_Dataset excerpts_:
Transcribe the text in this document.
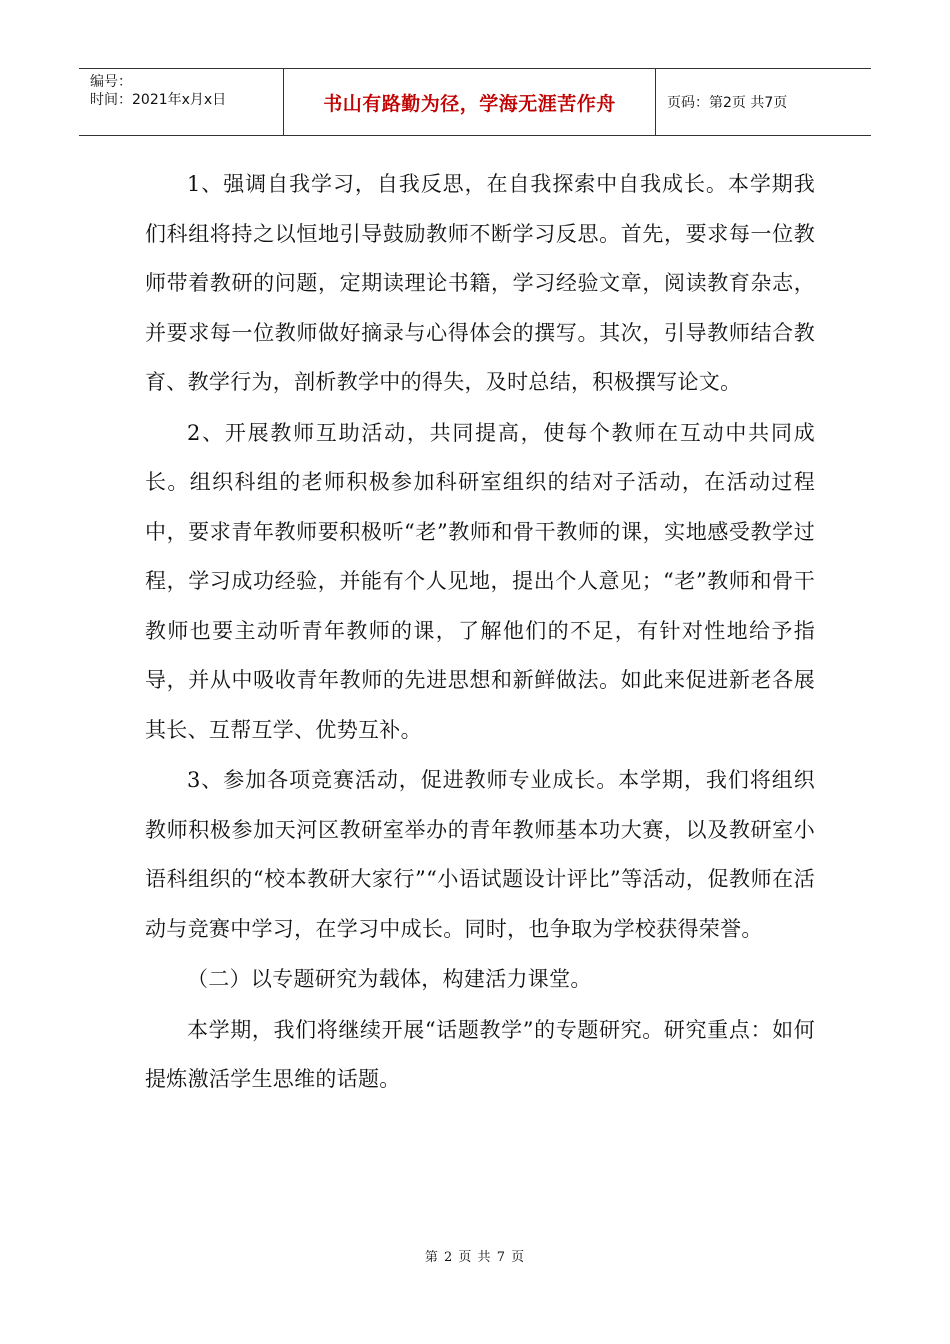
编号：
时间：2021年x月x日	书山有路勤为径，学海无涯苦作舟	页码：第2页 共7页

1、强调自我学习，自我反思，在自我探索中自我成长。本学期我们科组将持之以恒地引导鼓励教师不断学习反思。首先，要求每一位教师带着教研的问题，定期读理论书籍，学习经验文章，阅读教育杂志，并要求每一位教师做好摘录与心得体会的撰写。其次，引导教师结合教育、教学行为，剖析教学中的得失，及时总结，积极撰写论文。

2、开展教师互助活动，共同提高，使每个教师在互动中共同成长。组织科组的老师积极参加科研室组织的结对子活动，在活动过程中，要求青年教师要积极听“老”教师和骨干教师的课，实地感受教学过程，学习成功经验，并能有个人见地，提出个人意见；“老”教师和骨干教师也要主动听青年教师的课，了解他们的不足，有针对性地给予指导，并从中吸收青年教师的先进思想和新鲜做法。如此来促进新老各展其长、互帮互学、优势互补。

3、参加各项竞赛活动，促进教师专业成长。本学期，我们将组织教师积极参加天河区教研室举办的青年教师基本功大赛，以及教研室小语科组织的“校本教研大家行”“小语试题设计评比”等活动，促教师在活动与竞赛中学习，在学习中成长。同时，也争取为学校获得荣誉。

（二）以专题研究为载体，构建活力课堂。

本学期，我们将继续开展“话题教学”的专题研究。研究重点：如何提炼激活学生思维的话题。

第 2 页 共 7 页
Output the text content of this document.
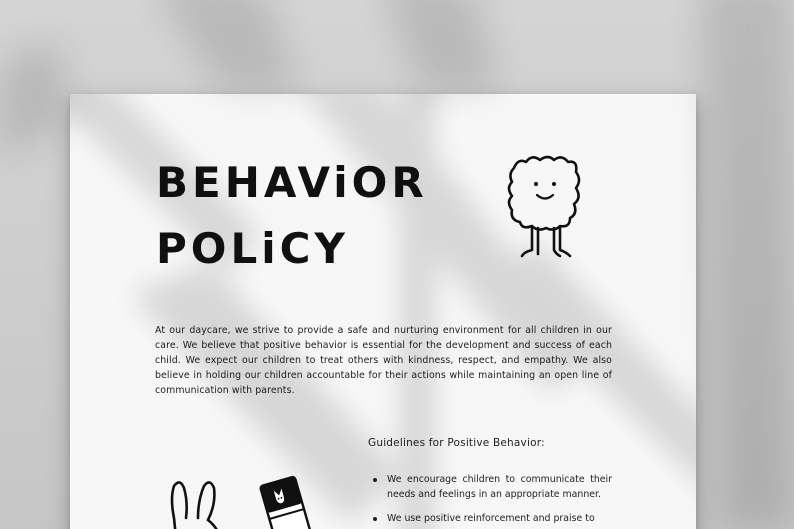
BEHAViOR
POLiCY

At our daycare, we strive to provide a safe and nurturing environment for all children in our care. We believe that positive behavior is essential for the development and success of each child. We expect our children to treat others with kindness, respect, and empathy. We also believe in holding our children accountable for their actions while maintaining an open line of communication with parents.

Guidelines for Positive Behavior:
We encourage children to communicate their needs and feelings in an appropriate manner.
We use positive reinforcement and praise to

_Exercise aim_:
Gather every line from the entries above where the word "text" appears, and copy them.

_Response below_:
Transcribe the text in this document.
Output the text content of this document.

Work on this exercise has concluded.